▶ [LISTED ENTRIES]
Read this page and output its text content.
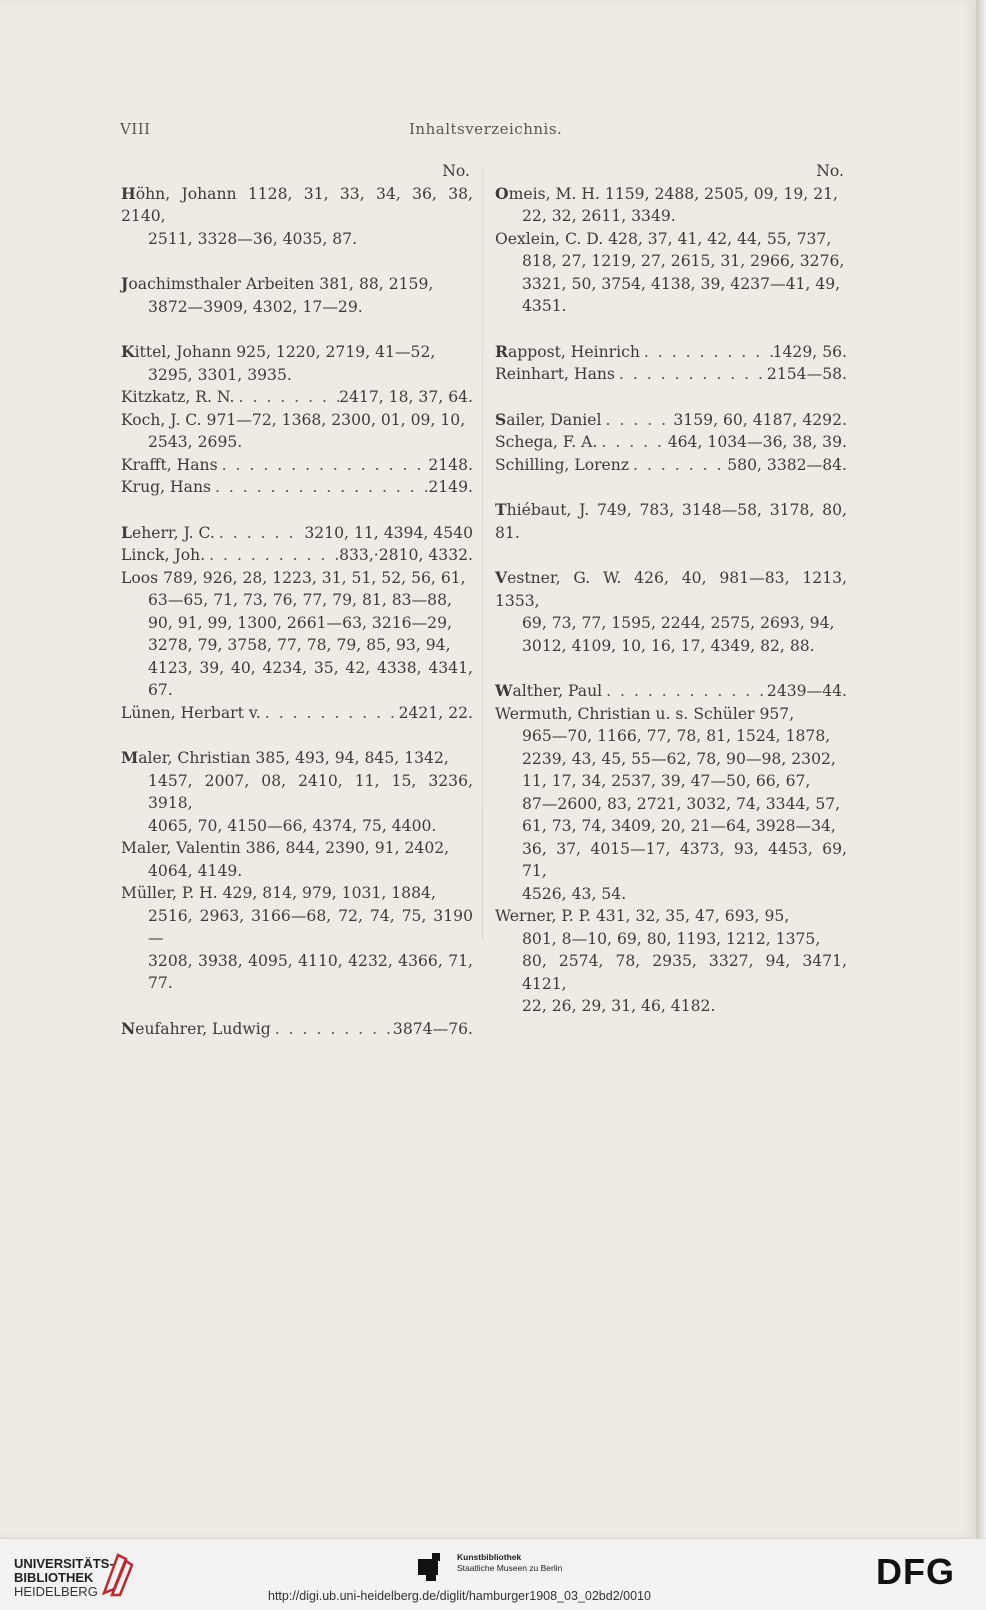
VIII	Inhaltsverzeichnis.
No.
Höhn, Johann 1128, 31, 33, 34, 36, 38, 2140,
2511, 3328—36, 4035, 87.
Joachimsthaler Arbeiten 381, 88, 2159,
3872—3909, 4302, 17—29.
Kittel, Johann 925, 1220, 2719, 41—52,
3295, 3301, 3935.
Kitzkatz, R. N. . . .	2417, 18, 37, 64.
Koch, J. C. 971—72, 1368, 2300, 01, 09, 10,
2543, 2695.
Krafft, Hans . . .	2148.
Krug, Hans . . .	2149.
Leherr, J. C. . . .	3210, 11, 4394, 4540
Linck, Joh. . . .	833,·2810, 4332.
Loos 789, 926, 28, 1223, 31, 51, 52, 56, 61,
63—65, 71, 73, 76, 77, 79, 81, 83—88,
90, 91, 99, 1300, 2661—63, 3216—29,
3278, 79, 3758, 77, 78, 79, 85, 93, 94,
4123, 39, 40, 4234, 35, 42, 4338, 4341, 67.
Lünen, Herbart v. . . .	2421, 22.
Maler, Christian 385, 493, 94, 845, 1342,
1457, 2007, 08, 2410, 11, 15, 3236, 3918,
4065, 70, 4150—66, 4374, 75, 4400.
Maler, Valentin 386, 844, 2390, 91, 2402,
4064, 4149.
Müller, P. H. 429, 814, 979, 1031, 1884,
2516, 2963, 3166—68, 72, 74, 75, 3190—
3208, 3938, 4095, 4110, 4232, 4366, 71, 77.
Neufahrer, Ludwig . . .	3874—76.
No.
Omeis, M. H. 1159, 2488, 2505, 09, 19, 21,
22, 32, 2611, 3349.
Oexlein, C. D. 428, 37, 41, 42, 44, 55, 737,
818, 27, 1219, 27, 2615, 31, 2966, 3276,
3321, 50, 3754, 4138, 39, 4237—41, 49,
4351.
Rappost, Heinrich . . .	1429, 56.
Reinhart, Hans . . .	2154—58.
Sailer, Daniel . . .	3159, 60, 4187, 4292.
Schega, F. A. . . .	464, 1034—36, 38, 39.
Schilling, Lorenz . . .	580, 3382—84.
Thiébaut, J. 749, 783, 3148—58, 3178, 80, 81.
Vestner, G. W. 426, 40, 981—83, 1213, 1353,
69, 73, 77, 1595, 2244, 2575, 2693, 94,
3012, 4109, 10, 16, 17, 4349, 82, 88.
Walther, Paul . . .	2439—44.
Wermuth, Christian u. s. Schüler 957,
965—70, 1166, 77, 78, 81, 1524, 1878,
2239, 43, 45, 55—62, 78, 90—98, 2302,
11, 17, 34, 2537, 39, 47—50, 66, 67,
87—2600, 83, 2721, 3032, 74, 3344, 57,
61, 73, 74, 3409, 20, 21—64, 3928—34,
36, 37, 4015—17, 4373, 93, 4453, 69, 71,
4526, 43, 54.
Werner, P. P. 431, 32, 35, 47, 693, 95,
801, 8—10, 69, 80, 1193, 1212, 1375,
80, 2574, 78, 2935, 3327, 94, 3471, 4121,
22, 26, 29, 31, 46, 4182.
UNIVERSITÄTS-
BIBLIOTHEK
HEIDELBERG
Kunstbibliothek
Staatliche Museen zu Berlin	DFG
http://digi.ub.uni-heidelberg.de/diglit/hamburger1908_03_02bd2/0010
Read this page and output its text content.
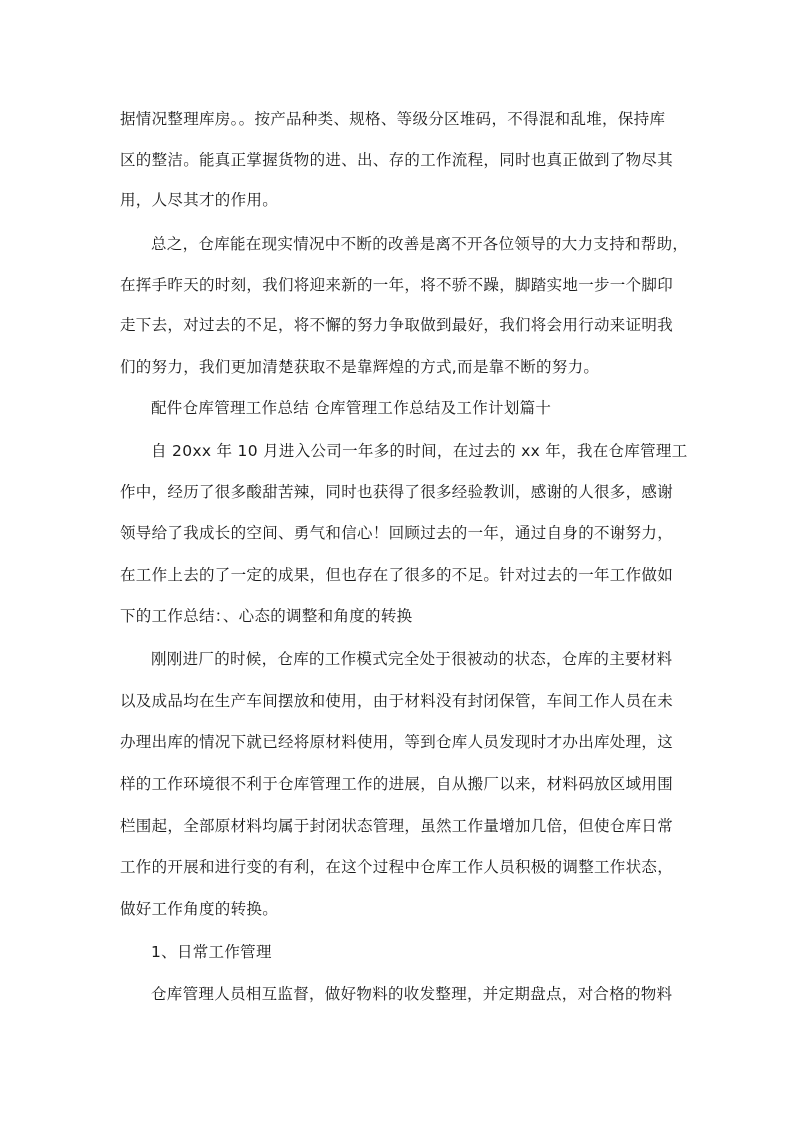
据情况整理库房。。按产品种类、规格、等级分区堆码，不得混和乱堆，保持库
区的整洁。能真正掌握货物的进、出、存的工作流程，同时也真正做到了物尽其
用，人尽其才的作用。
总之，仓库能在现实情况中不断的改善是离不开各位领导的大力支持和帮助，
在挥手昨天的时刻，我们将迎来新的一年，将不骄不躁，脚踏实地一步一个脚印
走下去，对过去的不足，将不懈的努力争取做到最好，我们将会用行动来证明我
们的努力，我们更加清楚获取不是靠辉煌的方式,而是靠不断的努力。
配件仓库管理工作总结 仓库管理工作总结及工作计划篇十
自 20xx 年 10 月进入公司一年多的时间，在过去的 xx 年，我在仓库管理工
作中，经历了很多酸甜苦辣，同时也获得了很多经验教训，感谢的人很多，感谢
领导给了我成长的空间、勇气和信心！回顾过去的一年，通过自身的不谢努力，
在工作上去的了一定的成果，但也存在了很多的不足。针对过去的一年工作做如
下的工作总结：、心态的调整和角度的转换
刚刚进厂的时候，仓库的工作模式完全处于很被动的状态，仓库的主要材料
以及成品均在生产车间摆放和使用，由于材料没有封闭保管，车间工作人员在未
办理出库的情况下就已经将原材料使用，等到仓库人员发现时才办出库处理，这
样的工作环境很不利于仓库管理工作的进展，自从搬厂以来，材料码放区域用围
栏围起，全部原材料均属于封闭状态管理，虽然工作量增加几倍，但使仓库日常
工作的开展和进行变的有利，在这个过程中仓库工作人员积极的调整工作状态，
做好工作角度的转换。
1、日常工作管理
仓库管理人员相互监督，做好物料的收发整理，并定期盘点，对合格的物料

▶ [WORK INSTRUCTIONS] Out of the material above, gather each line where "Christian" appears.

▶ [TASK SOLUTION]
Maler, Christian 385, 493, 94, 845, 1342,
Wermuth, Christian u. s. Schüler 957,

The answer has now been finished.